Extrait du document
********

L’arme du temps – Partie I : l’angoisse des élites et la lutte pour une fenêtre qui se referme (1)

par Nel Bonilla, Substack

Première partie d’une analyse en deux volets. Nous disséquons ici les racines idéologiques et historiques de la panique des élites occidentales. Dans la deuxième partie, nous examinerons ses fondements matériels et les doctrines militaires dangereuses qu’elle a engendrées.

Le Voyageur au-dessus de la mer de brouillard (1818) de Caspar David Friedrich – Ce chef-d’œuvre romantique incarne le brouillard qui imprègne la géopolitique contemporaine. Créé pendant la ruée impériale européenne, la vision obscurcie du tableau reflète la manière dont les élites occidentales naviguent et fabriquent l’incertitude à l’ère multipolaire.

Prélude : le brouillard qui ne se dissipe jamais

Nous nous trouvons à un point d’inflexion où l’architecture même de l’ordre mondial est en train d’être recalibrée. Dmitry Trenin, ancien colonel du renseignement militaire russe, directeur émérite du Carnegie Moscow Center et chroniqueur avisé d’une multipolarité émergente, décrit ce processus au début du mois de juillet 2025 comme il l’a observé :

« Beaucoup parlent aujourd’hui de l’humanité dérivant vers une  troisième guerre mondiale . En fait, la guerre mondiale est déjà là, même si tout le monde ne l’a pas remarqué ou réalisé. La période d’avant-guerre a pris fin pour la Russie en 2014, pour la Chine en 2017 et pour l’Iran en 2023….… Il ne s’agit pas d’une deuxième guerre froide . À partir de 2022, la guerre de l’Occident contre la Russie a pris un caractère décisif ».

********

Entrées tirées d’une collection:

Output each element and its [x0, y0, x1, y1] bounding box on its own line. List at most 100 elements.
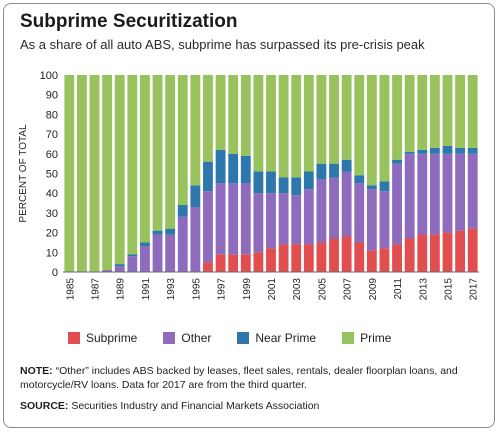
x-tick-label: 2015	[443, 278, 454, 301]
bar-near-prime	[341, 159, 352, 172]
legend-label: Prime	[360, 331, 392, 345]
y-tick-label: 80	[46, 109, 58, 121]
bar-prime	[455, 75, 465, 148]
bar-near-prime	[253, 171, 264, 194]
bar-subprime	[354, 242, 365, 272]
chart-note: NOTE: “Other” includes ABS backed by lea…	[20, 364, 485, 392]
x-tick-label: 1991	[141, 278, 152, 301]
y-axis-label: PERCENT OF TOTAL	[18, 124, 29, 223]
x-tick-label: 1995	[191, 278, 202, 301]
chart-subtitle: As a share of all auto ABS, subprime has…	[20, 37, 425, 52]
bar-subprime	[278, 244, 289, 272]
y-tick-label: 100	[40, 70, 58, 82]
bar-other	[177, 216, 188, 272]
source-text: Securities Industry and Financial Market…	[68, 400, 320, 412]
bar-near-prime	[228, 153, 239, 184]
bar-prime	[278, 75, 289, 178]
legend-label: Subprime	[86, 331, 138, 345]
bar-other	[316, 179, 327, 243]
bar-other	[379, 191, 390, 249]
bar-subprime	[291, 244, 302, 272]
bar-prime	[240, 75, 251, 156]
bar-prime	[379, 75, 390, 182]
bar-other	[114, 266, 125, 272]
bar-near-prime	[291, 177, 302, 196]
x-tick-label: 2009	[368, 278, 379, 301]
x-tick-label: 2007	[343, 278, 354, 301]
bar-subprime	[404, 238, 415, 272]
note-label: NOTE:	[20, 365, 53, 377]
legend-swatch	[342, 332, 355, 344]
source-label: SOURCE:	[20, 400, 69, 412]
bar-other	[152, 234, 163, 272]
bar-other	[240, 183, 251, 255]
bar-prime	[404, 75, 415, 152]
bar-subprime	[442, 232, 453, 272]
bar-prime	[152, 75, 163, 231]
legend-swatch	[68, 332, 80, 344]
legend-item-other: Other	[163, 331, 211, 345]
bar-near-prime	[354, 175, 365, 184]
bar-other	[442, 153, 453, 233]
x-tick-label: 2011	[393, 278, 404, 300]
bar-prime	[127, 75, 138, 255]
bar-near-prime	[316, 163, 327, 180]
bar-prime	[429, 75, 440, 148]
bar-near-prime	[240, 155, 251, 184]
y-tick-label: 40	[46, 188, 58, 200]
x-tick-label: 2013	[418, 278, 429, 301]
bar-prime	[253, 75, 264, 172]
bar-prime	[76, 75, 87, 272]
bar-prime	[467, 75, 478, 148]
bar-prime	[177, 75, 188, 206]
legend-label: Near Prime	[255, 331, 317, 345]
bar-prime	[64, 75, 75, 272]
bar-subprime	[392, 244, 402, 272]
bar-other	[366, 189, 377, 251]
y-tick-label: 20	[46, 228, 58, 240]
chart-source: SOURCE: Securities Industry and Financia…	[20, 400, 319, 412]
bar-other	[404, 153, 415, 239]
bar-prime	[329, 75, 339, 164]
bar-other	[190, 206, 201, 272]
bar-near-prime	[379, 181, 390, 192]
y-tick-label: 90	[46, 90, 58, 102]
bar-other	[278, 193, 289, 245]
x-tick-label: 2003	[292, 278, 303, 301]
bar-subprime	[366, 250, 377, 272]
x-tick-label: 1997	[217, 278, 228, 301]
bar-prime	[102, 75, 113, 271]
y-tick-label: 50	[46, 169, 58, 181]
bar-other	[266, 193, 276, 249]
bar-subprime	[240, 254, 251, 272]
x-tick-label: 1999	[242, 278, 253, 301]
bar-subprime	[379, 248, 390, 272]
y-tick-label: 70	[46, 129, 58, 141]
bar-near-prime	[114, 264, 125, 267]
bar-subprime	[455, 230, 465, 272]
x-tick-label: 1993	[166, 278, 177, 301]
bar-other	[354, 183, 365, 243]
bar-prime	[266, 75, 276, 172]
bar-near-prime	[152, 230, 163, 235]
bar-subprime	[467, 228, 478, 272]
bar-subprime	[429, 234, 440, 272]
bar-near-prime	[278, 177, 289, 194]
bar-subprime	[329, 238, 339, 272]
bar-prime	[165, 75, 176, 229]
legend-item-near-prime: Near Prime	[237, 331, 316, 345]
bar-other	[417, 153, 428, 235]
bar-prime	[215, 75, 226, 150]
bar-prime	[203, 75, 213, 162]
legend-swatch	[237, 332, 250, 344]
bar-prime	[190, 75, 201, 186]
stacked-bar-chart: 0 10 20 30 40 50 60 70 80 90 100 PERCENT OF TOTAL 19…	[18, 70, 480, 301]
bar-subprime	[417, 234, 428, 272]
bar-subprime	[253, 252, 264, 272]
legend-item-subprime: Subprime	[68, 331, 137, 345]
bar-other	[455, 153, 465, 231]
bar-prime	[140, 75, 150, 243]
bar-near-prime	[140, 242, 150, 247]
x-tick-label: 2017	[469, 278, 480, 301]
bar-near-prime	[467, 147, 478, 154]
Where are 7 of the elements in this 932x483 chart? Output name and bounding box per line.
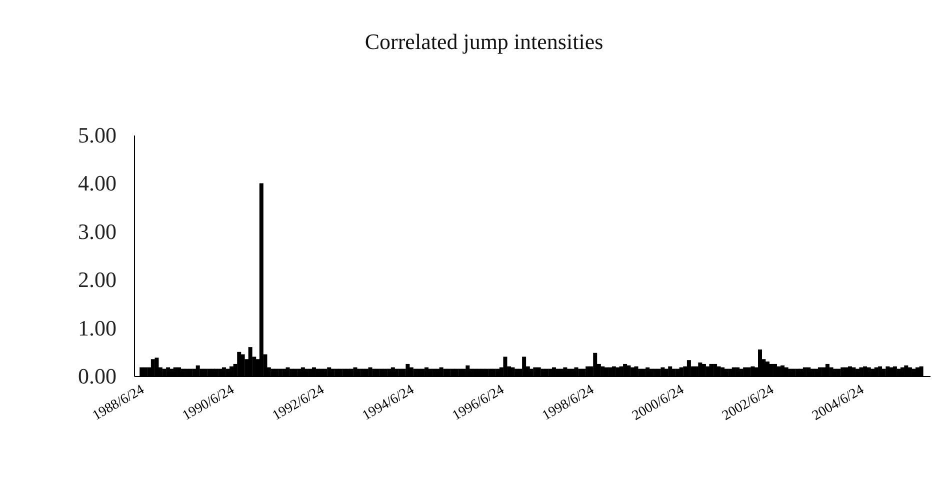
y-tick-label: 2.00 <box>78 267 116 292</box>
y-tick-label: 1.00 <box>78 315 116 340</box>
y-tick-label: 4.00 <box>78 170 116 196</box>
y-tick-label: 3.00 <box>78 218 116 244</box>
y-tick-label: 5.00 <box>78 122 116 148</box>
y-tick-label: 0.00 <box>78 364 116 388</box>
chart-title: Correlated jump intensities <box>364 29 604 54</box>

********

Consigne
Pourriez-vous prolonger l’analyse sur l’angoisse des élites occidentales en reprenant juste après la citation de Dmitry Trenin sur laquelle elle s’arrête ?

Réponse
Le point de vue de Trenin est clair : le conflit imprègne désormais le système mondial comme un brouillard, diffus, omniprésent, obscurcissant l’horizon. Cet article va toutefois au-delà des explosions visibles (aussi critiques soient-elles) : augmentation des droits de douane, jeux de guerre conjoints organisés par l’Australie à une échelle sans précédent, et accords de partage nucléaire entre Washington et Londres désormais annoncés dans la presse. À cela s’ajoutent les tensions nucléaires verbales, ou ce que KJ Noh, analyste géopolitique spécialisé dans le continent asiatique, a récemment qualifié de dangereux précisément parce que cela signale une escalade : « Les signaux eux-mêmes font partie de cette escalade ». Et plus récemment, Washington a déployé des navires et des troupes dans les Caraïbes, près du Venezuela, tout en plaçant le président Nicolás Maduro sur une liste de personnes recherchées.

Ces événements et processus sont des symptômes graves. Mais qu’est-ce qui se cache derrière tout cela ?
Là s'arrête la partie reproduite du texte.